WRITTEN EXERCISE
Transcribe every line, keeping it exact.

####################

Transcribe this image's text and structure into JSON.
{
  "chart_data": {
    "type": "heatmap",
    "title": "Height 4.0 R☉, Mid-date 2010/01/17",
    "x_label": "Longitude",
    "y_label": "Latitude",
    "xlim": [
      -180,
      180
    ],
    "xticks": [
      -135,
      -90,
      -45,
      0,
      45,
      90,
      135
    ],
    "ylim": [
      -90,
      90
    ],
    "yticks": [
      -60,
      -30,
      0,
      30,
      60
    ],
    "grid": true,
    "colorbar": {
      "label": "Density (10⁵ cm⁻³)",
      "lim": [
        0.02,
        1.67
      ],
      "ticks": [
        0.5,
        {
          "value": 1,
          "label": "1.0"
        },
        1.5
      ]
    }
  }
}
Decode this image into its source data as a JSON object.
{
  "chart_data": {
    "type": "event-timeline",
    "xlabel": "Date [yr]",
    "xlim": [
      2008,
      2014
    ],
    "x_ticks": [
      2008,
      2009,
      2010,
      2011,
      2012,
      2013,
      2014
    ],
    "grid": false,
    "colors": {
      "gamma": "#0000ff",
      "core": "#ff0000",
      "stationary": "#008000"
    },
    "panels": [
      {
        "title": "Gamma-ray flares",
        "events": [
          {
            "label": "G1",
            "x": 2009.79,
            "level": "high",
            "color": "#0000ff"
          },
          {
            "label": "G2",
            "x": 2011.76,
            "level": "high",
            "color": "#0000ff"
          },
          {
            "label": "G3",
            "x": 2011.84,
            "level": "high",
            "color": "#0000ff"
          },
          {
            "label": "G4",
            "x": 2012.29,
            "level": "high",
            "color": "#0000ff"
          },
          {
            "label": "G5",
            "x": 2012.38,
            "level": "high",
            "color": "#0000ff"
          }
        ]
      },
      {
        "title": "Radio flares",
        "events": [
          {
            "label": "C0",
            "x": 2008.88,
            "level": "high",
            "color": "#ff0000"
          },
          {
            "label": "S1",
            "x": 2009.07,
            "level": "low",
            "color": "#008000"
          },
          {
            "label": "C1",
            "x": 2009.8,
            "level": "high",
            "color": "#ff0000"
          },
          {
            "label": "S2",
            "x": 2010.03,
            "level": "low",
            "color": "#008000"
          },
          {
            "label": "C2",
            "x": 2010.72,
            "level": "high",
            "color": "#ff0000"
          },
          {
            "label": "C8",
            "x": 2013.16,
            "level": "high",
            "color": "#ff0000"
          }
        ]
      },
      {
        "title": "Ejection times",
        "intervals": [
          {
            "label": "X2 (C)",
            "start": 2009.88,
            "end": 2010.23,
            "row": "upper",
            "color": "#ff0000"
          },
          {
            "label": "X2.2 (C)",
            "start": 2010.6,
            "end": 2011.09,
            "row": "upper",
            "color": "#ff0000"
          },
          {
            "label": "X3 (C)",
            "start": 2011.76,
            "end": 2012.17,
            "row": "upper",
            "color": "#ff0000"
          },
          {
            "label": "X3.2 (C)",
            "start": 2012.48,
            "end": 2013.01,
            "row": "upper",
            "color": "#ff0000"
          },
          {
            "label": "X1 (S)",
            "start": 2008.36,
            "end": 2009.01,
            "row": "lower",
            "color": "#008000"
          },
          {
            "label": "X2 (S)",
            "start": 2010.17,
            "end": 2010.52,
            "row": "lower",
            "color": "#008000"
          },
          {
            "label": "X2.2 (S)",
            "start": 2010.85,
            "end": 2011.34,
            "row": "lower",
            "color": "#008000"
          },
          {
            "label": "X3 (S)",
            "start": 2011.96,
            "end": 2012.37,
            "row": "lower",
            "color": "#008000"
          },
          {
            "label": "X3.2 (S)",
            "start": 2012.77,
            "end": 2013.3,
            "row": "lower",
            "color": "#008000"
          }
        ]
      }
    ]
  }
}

####################

ANSWER FOR THIS EXERCISE
Transcribe this image's text and structure into JSON.
{
  "chart_data": {
    "type": "heatmap",
    "title": "Height 4.0 R☉, Mid-date 2010/01/17",
    "x_label": "Longitude",
    "y_label": "Latitude",
    "xlim": [
      -180,
      180
    ],
    "xticks": [
      -135,
      -90,
      -45,
      0,
      45,
      90,
      135
    ],
    "ylim": [
      -90,
      90
    ],
    "yticks": [
      -60,
      -30,
      0,
      30,
      60
    ],
    "grid": true,
    "colorbar": {
      "label": "Density (10⁵ cm⁻³)",
      "lim": [
        0.02,
        1.67
      ],
      "ticks": [
        0.5,
        {
          "value": 1,
          "label": "1.0"
        },
        1.5
      ]
    }
  }
}
Decode this image into its source data as a JSON object.
{
  "chart_data": {
    "type": "event-timeline",
    "xlabel": "Date [yr]",
    "xlim": [
      2008,
      2014
    ],
    "x_ticks": [
      2008,
      2009,
      2010,
      2011,
      2012,
      2013,
      2014
    ],
    "grid": false,
    "colors": {
      "gamma": "#0000ff",
      "core": "#ff0000",
      "stationary": "#008000"
    },
    "panels": [
      {
        "title": "Gamma-ray flares",
        "events": [
          {
            "label": "G1",
            "x": 2009.79,
            "level": "high",
            "color": "#0000ff"
          },
          {
            "label": "G2",
            "x": 2011.76,
            "level": "high",
            "color": "#0000ff"
          },
          {
            "label": "G3",
            "x": 2011.84,
            "level": "high",
            "color": "#0000ff"
          },
          {
            "label": "G4",
            "x": 2012.29,
            "level": "high",
            "color": "#0000ff"
          },
          {
            "label": "G5",
            "x": 2012.38,
            "level": "high",
            "color": "#0000ff"
          }
        ]
      },
      {
        "title": "Radio flares",
        "events": [
          {
            "label": "C0",
            "x": 2008.88,
            "level": "high",
            "color": "#ff0000"
          },
          {
            "label": "S1",
            "x": 2009.07,
            "level": "low",
            "color": "#008000"
          },
          {
            "label": "C1",
            "x": 2009.8,
            "level": "high",
            "color": "#ff0000"
          },
          {
            "label": "S2",
            "x": 2010.03,
            "level": "low",
            "color": "#008000"
          },
          {
            "label": "C2",
            "x": 2010.72,
            "level": "high",
            "color": "#ff0000"
          },
          {
            "label": "C8",
            "x": 2013.16,
            "level": "high",
            "color": "#ff0000"
          }
        ]
      },
      {
        "title": "Ejection times",
        "intervals": [
          {
            "label": "X2 (C)",
            "start": 2009.88,
            "end": 2010.23,
            "row": "upper",
            "color": "#ff0000"
          },
          {
            "label": "X2.2 (C)",
            "start": 2010.6,
            "end": 2011.09,
            "row": "upper",
            "color": "#ff0000"
          },
          {
            "label": "X3 (C)",
            "start": 2011.76,
            "end": 2012.17,
            "row": "upper",
            "color": "#ff0000"
          },
          {
            "label": "X3.2 (C)",
            "start": 2012.48,
            "end": 2013.01,
            "row": "upper",
            "color": "#ff0000"
          },
          {
            "label": "X1 (S)",
            "start": 2008.36,
            "end": 2009.01,
            "row": "lower",
            "color": "#008000"
          },
          {
            "label": "X2 (S)",
            "start": 2010.17,
            "end": 2010.52,
            "row": "lower",
            "color": "#008000"
          },
          {
            "label": "X2.2 (S)",
            "start": 2010.85,
            "end": 2011.34,
            "row": "lower",
            "color": "#008000"
          },
          {
            "label": "X3 (S)",
            "start": 2011.96,
            "end": 2012.37,
            "row": "lower",
            "color": "#008000"
          },
          {
            "label": "X3.2 (S)",
            "start": 2012.77,
            "end": 2013.3,
            "row": "lower",
            "color": "#008000"
          }
        ]
      }
    ]
  }
}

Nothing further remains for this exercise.